Work required = The records below must be output exactly, without pictures.

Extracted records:
⟨

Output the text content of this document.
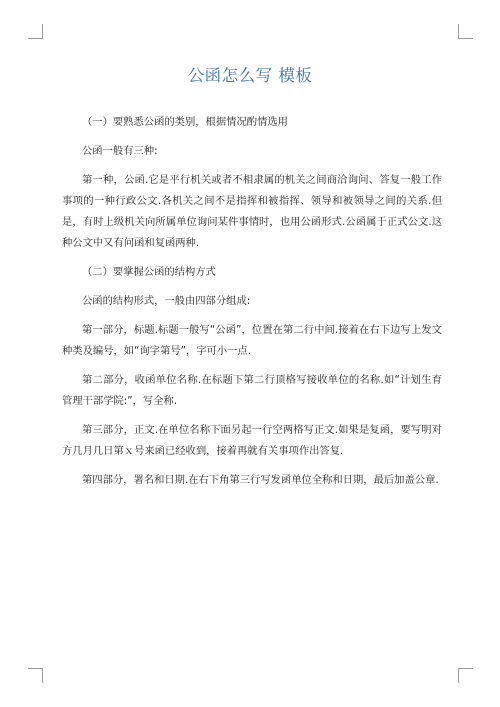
公函怎么写 模板

（一）要熟悉公函的类别，根据情况酌情选用

公函一般有三种:

第一种，公函.它是平行机关或者不相隶属的机关之间商洽询问、答复一般工作事项的一种行政公文.各机关之间不是指挥和被指挥、领导和被领导之间的关系.但是，有时上级机关向所属单位询问某件事情时，也用公函形式.公函属于正式公文.这种公文中又有问函和复函两种.

（二）要掌握公函的结构方式

公函的结构形式，一般由四部分组成:

第一部分，标题.标题一般写“公函”，位置在第二行中间.接着在右下边写上发文种类及编号，如“询字第号”，字可小一点.

第二部分，收函单位名称.在标题下第二行顶格写接收单位的名称.如“计划生育管理干部学院:”，写全称.

第三部分，正文.在单位名称下面另起一行空两格写正文.如果是复函，要写明对方几月几日第ｘ号来函已经收到，接着再就有关事项作出答复.

第四部分，署名和日期.在右下角第三行写发函单位全称和日期，最后加盖公章.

⟩

Solution below =
Output the text content of this document.
公函怎么写 模板

（一）要熟悉公函的类别，根据情况酌情选用

公函一般有三种:

第一种，公函.它是平行机关或者不相隶属的机关之间商洽询问、答复一般工作事项的一种行政公文.各机关之间不是指挥和被指挥、领导和被领导之间的关系.但是，有时上级机关向所属单位询问某件事情时，也用公函形式.公函属于正式公文.这种公文中又有问函和复函两种.

（二）要掌握公函的结构方式

公函的结构形式，一般由四部分组成:

第一部分，标题.标题一般写“公函”，位置在第二行中间.接着在右下边写上发文种类及编号，如“询字第号”，字可小一点.

第二部分，收函单位名称.在标题下第二行顶格写接收单位的名称.如“计划生育管理干部学院:”，写全称.

第三部分，正文.在单位名称下面另起一行空两格写正文.如果是复函，要写明对方几月几日第ｘ号来函已经收到，接着再就有关事项作出答复.

第四部分，署名和日期.在右下角第三行写发函单位全称和日期，最后加盖公章.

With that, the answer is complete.